=== Stated exercise ===
Each line of the material below should be reproduced exactly.

=== Material shown ===
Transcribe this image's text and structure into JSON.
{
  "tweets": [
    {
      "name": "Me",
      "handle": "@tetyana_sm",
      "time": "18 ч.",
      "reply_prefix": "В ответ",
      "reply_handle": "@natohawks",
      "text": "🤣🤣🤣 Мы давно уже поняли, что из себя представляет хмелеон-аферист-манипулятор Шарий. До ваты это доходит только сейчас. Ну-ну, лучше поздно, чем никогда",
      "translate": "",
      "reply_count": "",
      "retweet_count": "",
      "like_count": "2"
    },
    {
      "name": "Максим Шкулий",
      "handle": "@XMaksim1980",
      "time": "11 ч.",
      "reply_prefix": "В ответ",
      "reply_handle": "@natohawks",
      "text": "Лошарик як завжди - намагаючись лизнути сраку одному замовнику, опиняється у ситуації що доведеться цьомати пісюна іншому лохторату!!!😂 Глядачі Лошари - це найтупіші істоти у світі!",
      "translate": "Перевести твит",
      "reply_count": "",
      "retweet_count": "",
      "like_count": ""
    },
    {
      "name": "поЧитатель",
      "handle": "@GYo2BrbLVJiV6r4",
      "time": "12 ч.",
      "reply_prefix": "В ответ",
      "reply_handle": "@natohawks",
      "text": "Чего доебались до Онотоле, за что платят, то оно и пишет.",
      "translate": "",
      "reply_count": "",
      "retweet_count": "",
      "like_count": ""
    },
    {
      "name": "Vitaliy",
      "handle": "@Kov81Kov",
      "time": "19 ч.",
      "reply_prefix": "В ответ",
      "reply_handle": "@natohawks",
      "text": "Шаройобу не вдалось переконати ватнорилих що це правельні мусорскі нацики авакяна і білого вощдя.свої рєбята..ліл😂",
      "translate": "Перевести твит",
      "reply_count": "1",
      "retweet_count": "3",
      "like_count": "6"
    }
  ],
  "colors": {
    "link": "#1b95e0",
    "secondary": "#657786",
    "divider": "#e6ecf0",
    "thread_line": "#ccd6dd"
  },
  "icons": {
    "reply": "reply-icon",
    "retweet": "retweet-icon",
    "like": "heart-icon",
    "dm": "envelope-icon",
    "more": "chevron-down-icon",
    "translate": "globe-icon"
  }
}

=== Reply ===
Transcribe this image's text and structure into JSON.
{
  "tweets": [
    {
      "name": "Me",
      "handle": "@tetyana_sm",
      "time": "18 ч.",
      "reply_prefix": "В ответ",
      "reply_handle": "@natohawks",
      "text": "🤣🤣🤣 Мы давно уже поняли, что из себя представляет хмелеон-аферист-манипулятор Шарий. До ваты это доходит только сейчас. Ну-ну, лучше поздно, чем никогда",
      "translate": "",
      "reply_count": "",
      "retweet_count": "",
      "like_count": "2"
    },
    {
      "name": "Максим Шкулий",
      "handle": "@XMaksim1980",
      "time": "11 ч.",
      "reply_prefix": "В ответ",
      "reply_handle": "@natohawks",
      "text": "Лошарик як завжди - намагаючись лизнути сраку одному замовнику, опиняється у ситуації що доведеться цьомати пісюна іншому лохторату!!!😂 Глядачі Лошари - це найтупіші істоти у світі!",
      "translate": "Перевести твит",
      "reply_count": "",
      "retweet_count": "",
      "like_count": ""
    },
    {
      "name": "поЧитатель",
      "handle": "@GYo2BrbLVJiV6r4",
      "time": "12 ч.",
      "reply_prefix": "В ответ",
      "reply_handle": "@natohawks",
      "text": "Чего доебались до Онотоле, за что платят, то оно и пишет.",
      "translate": "",
      "reply_count": "",
      "retweet_count": "",
      "like_count": ""
    },
    {
      "name": "Vitaliy",
      "handle": "@Kov81Kov",
      "time": "19 ч.",
      "reply_prefix": "В ответ",
      "reply_handle": "@natohawks",
      "text": "Шаройобу не вдалось переконати ватнорилих що це правельні мусорскі нацики авакяна і білого вощдя.свої рєбята..ліл😂",
      "translate": "Перевести твит",
      "reply_count": "1",
      "retweet_count": "3",
      "like_count": "6"
    }
  ],
  "colors": {
    "link": "#1b95e0",
    "secondary": "#657786",
    "divider": "#e6ecf0",
    "thread_line": "#ccd6dd"
  },
  "icons": {
    "reply": "reply-icon",
    "retweet": "retweet-icon",
    "like": "heart-icon",
    "dm": "envelope-icon",
    "more": "chevron-down-icon",
    "translate": "globe-icon"
  }
}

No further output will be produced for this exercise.